> [What you are asked to do]:
Pull out every line of the records below that contains the string "人已参与", and copy each one in full.

> [Records from a collection]:
····················

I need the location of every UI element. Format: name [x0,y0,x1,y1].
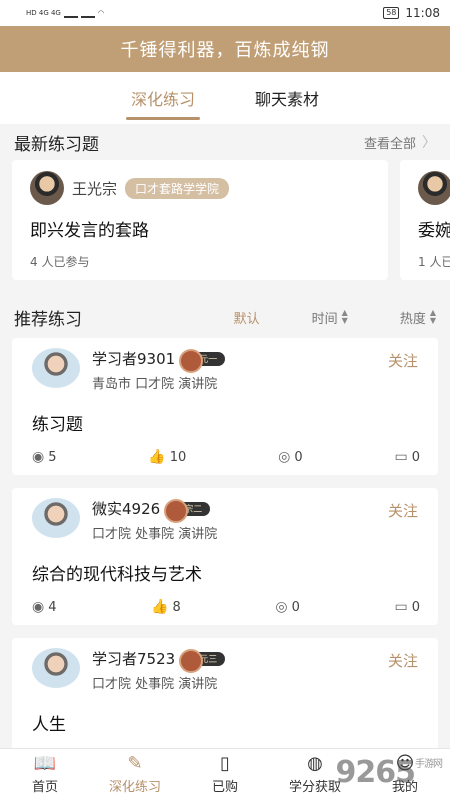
status-bar: HD 4G 4G ◠ 58 11:08 [0,0,450,26]
watermark-sub: 手游网 [415,759,443,770]
thumbs-up-icon: 👍 [148,449,166,465]
coins-icon: ◍ [307,753,323,774]
reward-count-value: 0 [294,449,303,465]
view-all-link[interactable]: 查看全部 〉 [364,132,436,152]
reward-button[interactable]: ◎ 0 [275,599,300,615]
nav-deep-practice[interactable]: ✎ 深化练习 [90,749,180,800]
clock: 11:08 [405,6,440,20]
view-count: ◉ 5 [32,449,57,465]
reward-button[interactable]: ◎ 0 [278,449,303,465]
site-watermark: 9265手游网 [335,755,444,790]
latest-card-peek[interactable]: 委婉 1 人已 [400,160,450,280]
wifi-icon: ◠ [97,9,104,17]
author-name: 王光宗 [72,179,118,198]
comment-count-value: 0 [411,599,420,615]
avatar[interactable] [32,348,80,388]
sort-time-button[interactable]: 时间 ▲ ▼ [312,308,348,327]
user-location: 口才院 处事院 演讲院 [92,677,218,692]
nav-home[interactable]: 📖 首页 [0,749,90,800]
college-tag: 口才套路学学院 [125,177,230,199]
user-location: 青岛市 口才院 演讲院 [92,377,218,392]
tab-deep-practice[interactable]: 深化练习 [125,76,201,120]
like-count-value: 8 [172,599,181,615]
card-title: 委婉 [418,221,450,241]
user-name: 学习者7523 [92,650,176,668]
recommended-header: 推荐练习 默认 时间 ▲ ▼ 热度 ▲ ▼ [0,296,450,338]
latest-card[interactable]: 王光宗 口才套路学学院 即兴发言的套路 4 人已参与 [12,160,388,280]
comment-button[interactable]: ▭ 0 [394,449,420,465]
user-name: 微实4926 [92,500,161,518]
post-title: 综合的现代科技与艺术 [32,565,202,585]
bookmark-icon: ▯ [220,753,230,774]
rank-badge: 元一 [179,348,226,373]
latest-carousel[interactable]: 王光宗 口才套路学学院 即兴发言的套路 4 人已参与 委婉 1 人已 [0,160,450,288]
slogan-banner: 千锤得利器，百炼成纯钢 [0,26,450,72]
comment-button[interactable]: ▭ 0 [394,599,420,615]
slogan-text: 千锤得利器，百炼成纯钢 [120,40,330,61]
sort-hot-button[interactable]: 热度 ▲ ▼ [400,308,436,327]
view-count-value: 5 [48,449,57,465]
view-count: ◉ 4 [32,599,57,615]
post-stats: ◉ 5 👍 10 ◎ 0 ▭ 0 [32,449,420,465]
view-count-value: 4 [48,599,57,615]
user-location: 口才院 处事院 演讲院 [92,527,218,542]
eye-icon: ◉ [32,599,45,615]
avatar[interactable] [30,171,64,205]
latest-title: 最新练习题 [14,134,99,155]
avatar[interactable] [32,648,80,688]
battery-icon: 58 [383,7,400,19]
nav-home-label: 首页 [31,780,58,795]
view-all-label: 查看全部 [363,136,416,152]
participant-count: 1 人已 [418,255,450,269]
post-stats: ◉ 4 👍 8 ◎ 0 ▭ 0 [32,599,420,615]
reward-icon: ◎ [278,449,291,465]
rank-badge: 元三 [179,648,226,673]
thumbs-up-icon: 👍 [151,599,169,615]
sort-arrows-icon: ▲ ▼ [341,308,348,325]
watermark-text: 9265 [335,755,416,790]
tab-chat-material[interactable]: 聊天素材 [255,76,319,120]
recommended-title: 推荐练习 [14,309,82,330]
comment-icon: ▭ [394,599,408,615]
participant-count: 4 人已参与 [30,255,90,269]
practice-post[interactable]: 学习者9301 元一 青岛市 口才院 演讲院 关注 练习题 ◉ 5 👍 10 ◎ 0 … [12,338,438,475]
like-button[interactable]: 👍 10 [148,449,186,465]
follow-button[interactable]: 关注 [388,350,418,371]
post-title: 练习题 [32,415,83,435]
practice-post[interactable]: 微实4926 宗二 口才院 处事院 演讲院 关注 综合的现代科技与艺术 ◉ 4 👍… [12,488,438,625]
follow-button[interactable]: 关注 [388,650,418,671]
nav-deep-practice-label: 深化练习 [108,780,161,795]
sort-default-label: 默认 [233,311,260,327]
nav-purchased[interactable]: ▯ 已购 [180,749,270,800]
avatar[interactable] [32,498,80,538]
like-count-value: 10 [169,449,187,465]
sort-hot-label: 热度 [399,311,426,327]
nav-purchased-label: 已购 [211,780,238,795]
chevron-right-icon: 〉 [422,135,436,151]
top-tabs: 深化练习 聊天素材 [0,72,450,124]
pencil-icon: ✎ [127,753,143,774]
avatar[interactable] [418,171,450,205]
post-title: 人生 [32,715,66,735]
sort-arrows-icon: ▲ ▼ [429,308,436,325]
sort-time-label: 时间 [311,311,338,327]
card-title: 即兴发言的套路 [30,221,149,241]
follow-button[interactable]: 关注 [388,500,418,521]
user-name: 学习者9301 [92,350,176,368]
sort-default-button[interactable]: 默认 [234,308,260,327]
eye-icon: ◉ [32,449,45,465]
like-button[interactable]: 👍 8 [151,599,181,615]
comment-icon: ▭ [394,449,408,465]
signal-indicators: HD 4G 4G ◠ [26,9,104,18]
signal-icon [63,9,78,18]
rank-badge: 宗二 [164,498,211,523]
network-label: HD 4G 4G [26,9,61,17]
latest-section-header: 最新练习题 查看全部 〉 [0,124,450,160]
reward-count-value: 0 [291,599,300,615]
reward-icon: ◎ [275,599,288,615]
book-icon: 📖 [33,753,57,774]
nav-credits-label: 学分获取 [288,780,341,795]
signal-icon-2 [80,9,95,18]
comment-count-value: 0 [411,449,420,465]
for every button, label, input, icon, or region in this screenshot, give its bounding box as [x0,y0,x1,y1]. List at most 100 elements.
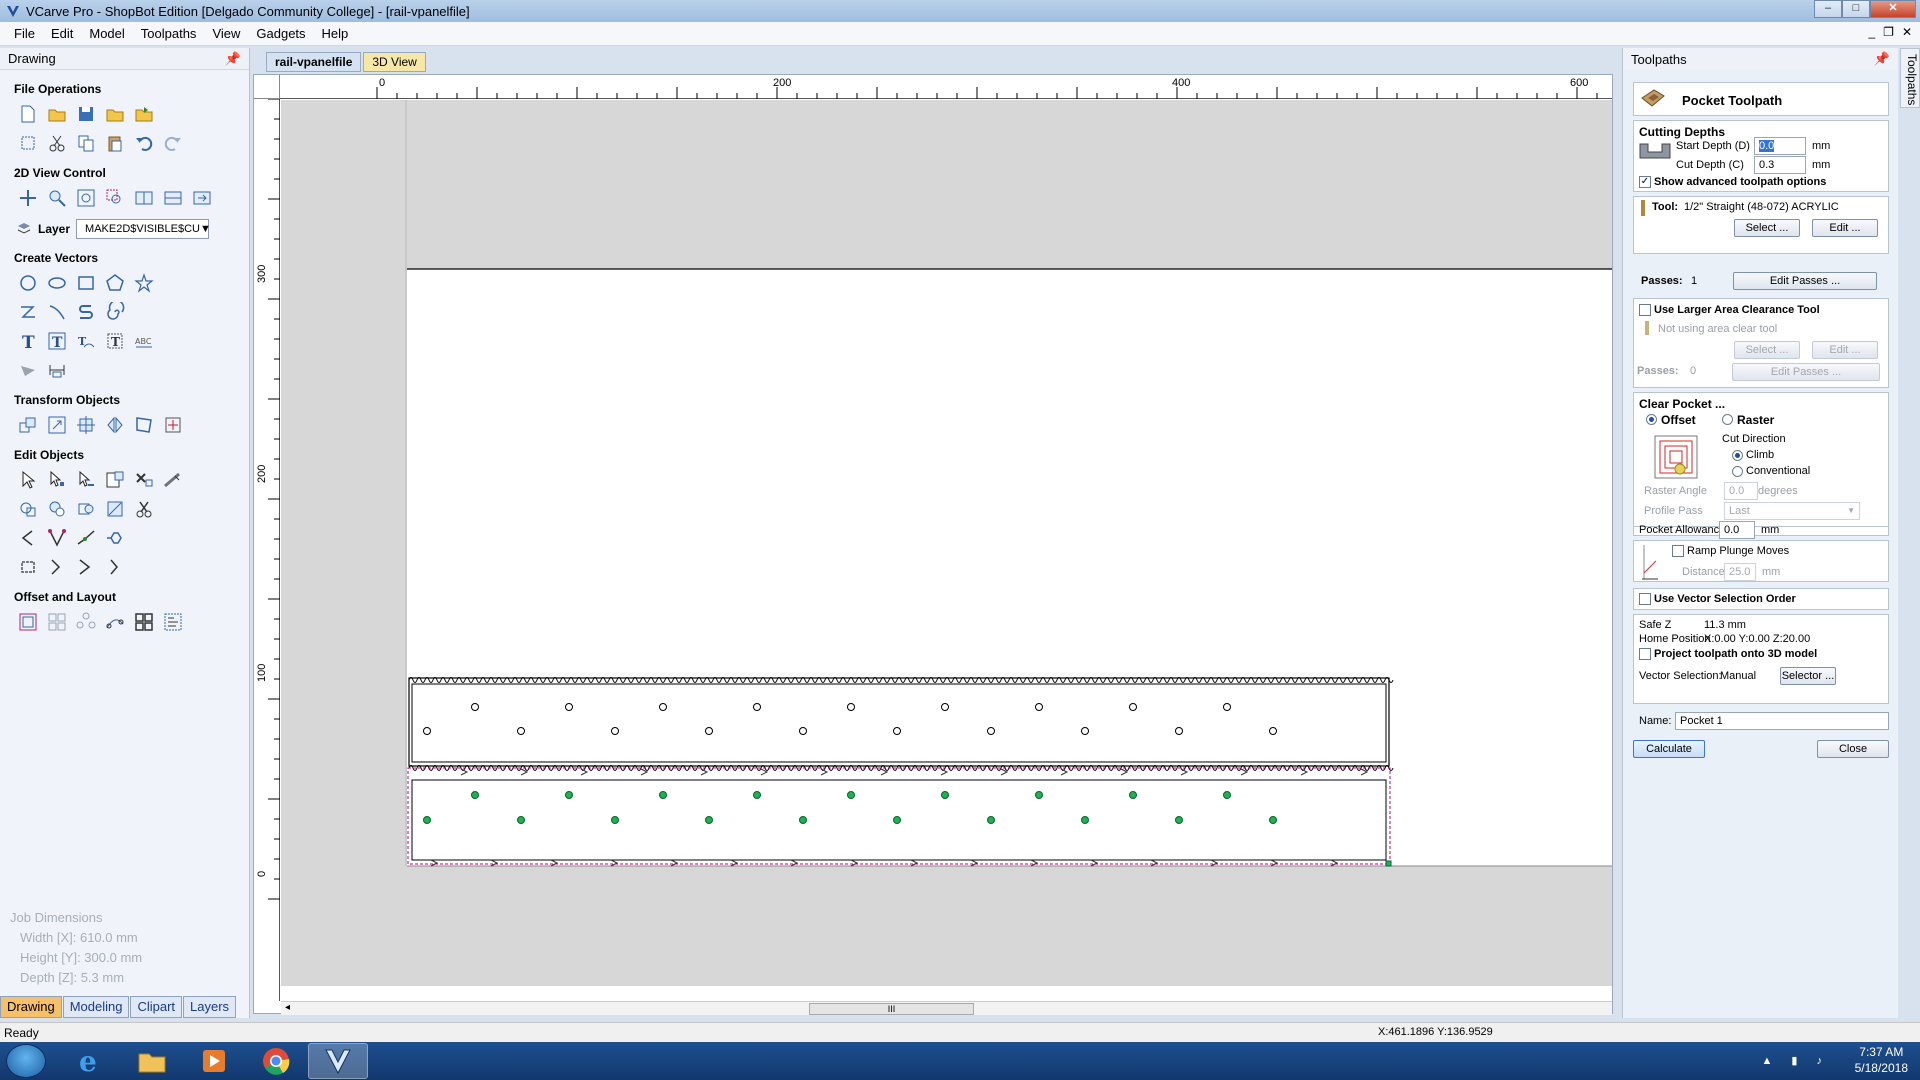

····················

> [Answer for the task]:
latest-card[interactable]: 王光宗 口才套路学学院 即兴发言的套路 4 人已参与 [12,160,388,280]
latest-carousel[interactable]: 王光宗 口才套路学学院 即兴发言的套路 4 人已参与 委婉 1 人已 [0,160,450,288]
participant-count: 4 人已参与 [30,255,90,269]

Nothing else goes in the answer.